[START OF Source data]

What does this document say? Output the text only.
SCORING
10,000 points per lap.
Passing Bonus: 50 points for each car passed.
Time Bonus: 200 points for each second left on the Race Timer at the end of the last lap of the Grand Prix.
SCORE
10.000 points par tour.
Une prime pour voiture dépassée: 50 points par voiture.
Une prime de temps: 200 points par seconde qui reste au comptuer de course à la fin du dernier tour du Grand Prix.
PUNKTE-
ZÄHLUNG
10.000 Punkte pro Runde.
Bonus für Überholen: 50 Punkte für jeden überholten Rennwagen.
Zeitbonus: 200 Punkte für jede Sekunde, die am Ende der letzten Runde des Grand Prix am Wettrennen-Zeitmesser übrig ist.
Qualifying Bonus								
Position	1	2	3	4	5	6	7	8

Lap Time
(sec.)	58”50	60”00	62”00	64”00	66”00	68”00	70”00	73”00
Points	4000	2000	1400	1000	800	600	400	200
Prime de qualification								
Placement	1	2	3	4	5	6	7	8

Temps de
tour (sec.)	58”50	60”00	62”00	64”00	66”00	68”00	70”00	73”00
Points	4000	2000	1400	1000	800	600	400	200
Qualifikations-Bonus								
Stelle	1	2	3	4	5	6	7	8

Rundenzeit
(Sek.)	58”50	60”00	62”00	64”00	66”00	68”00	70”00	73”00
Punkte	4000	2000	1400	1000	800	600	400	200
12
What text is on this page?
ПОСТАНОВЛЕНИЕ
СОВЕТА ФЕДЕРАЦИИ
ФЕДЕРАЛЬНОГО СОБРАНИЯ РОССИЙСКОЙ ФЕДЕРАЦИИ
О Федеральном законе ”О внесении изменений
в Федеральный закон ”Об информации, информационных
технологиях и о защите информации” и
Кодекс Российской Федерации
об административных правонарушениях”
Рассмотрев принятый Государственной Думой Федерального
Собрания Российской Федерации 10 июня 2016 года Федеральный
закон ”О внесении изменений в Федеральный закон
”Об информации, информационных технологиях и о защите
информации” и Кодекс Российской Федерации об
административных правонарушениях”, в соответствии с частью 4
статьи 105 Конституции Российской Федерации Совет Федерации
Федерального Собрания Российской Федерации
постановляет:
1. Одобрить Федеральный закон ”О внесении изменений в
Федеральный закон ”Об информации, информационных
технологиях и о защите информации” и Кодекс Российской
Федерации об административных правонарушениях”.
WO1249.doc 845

[END OF Source data]

● Exercise aim:
Quote all the records. Keep every word exact.

● Written solution:
What does this document say? Output the text only.
SCORING
10,000 points per lap.
Passing Bonus: 50 points for each car passed.
Time Bonus: 200 points for each second left on the Race Timer at the end of the last lap of the Grand Prix.
SCORE
10.000 points par tour.
Une prime pour voiture dépassée: 50 points par voiture.
Une prime de temps: 200 points par seconde qui reste au comptuer de course à la fin du dernier tour du Grand Prix.
PUNKTE-
ZÄHLUNG
10.000 Punkte pro Runde.
Bonus für Überholen: 50 Punkte für jeden überholten Rennwagen.
Zeitbonus: 200 Punkte für jede Sekunde, die am Ende der letzten Runde des Grand Prix am Wettrennen-Zeitmesser übrig ist.
Qualifying Bonus								
Position	1	2	3	4	5	6	7	8

Lap Time
(sec.)	58”50	60”00	62”00	64”00	66”00	68”00	70”00	73”00
Points	4000	2000	1400	1000	800	600	400	200
Prime de qualification								
Placement	1	2	3	4	5	6	7	8

Temps de
tour (sec.)	58”50	60”00	62”00	64”00	66”00	68”00	70”00	73”00
Points	4000	2000	1400	1000	800	600	400	200
Qualifikations-Bonus								
Stelle	1	2	3	4	5	6	7	8

Rundenzeit
(Sek.)	58”50	60”00	62”00	64”00	66”00	68”00	70”00	73”00
Punkte	4000	2000	1400	1000	800	600	400	200
12
What text is on this page?
ПОСТАНОВЛЕНИЕ
СОВЕТА ФЕДЕРАЦИИ
ФЕДЕРАЛЬНОГО СОБРАНИЯ РОССИЙСКОЙ ФЕДЕРАЦИИ
О Федеральном законе ”О внесении изменений
в Федеральный закон ”Об информации, информационных
технологиях и о защите информации” и
Кодекс Российской Федерации
об административных правонарушениях”
Рассмотрев принятый Государственной Думой Федерального
Собрания Российской Федерации 10 июня 2016 года Федеральный
закон ”О внесении изменений в Федеральный закон
”Об информации, информационных технологиях и о защите
информации” и Кодекс Российской Федерации об
административных правонарушениях”, в соответствии с частью 4
статьи 105 Конституции Российской Федерации Совет Федерации
Федерального Собрания Российской Федерации
постановляет:
1. Одобрить Федеральный закон ”О внесении изменений в
Федеральный закон ”Об информации, информационных
технологиях и о защите информации” и Кодекс Российской
Федерации об административных правонарушениях”.
WO1249.doc 845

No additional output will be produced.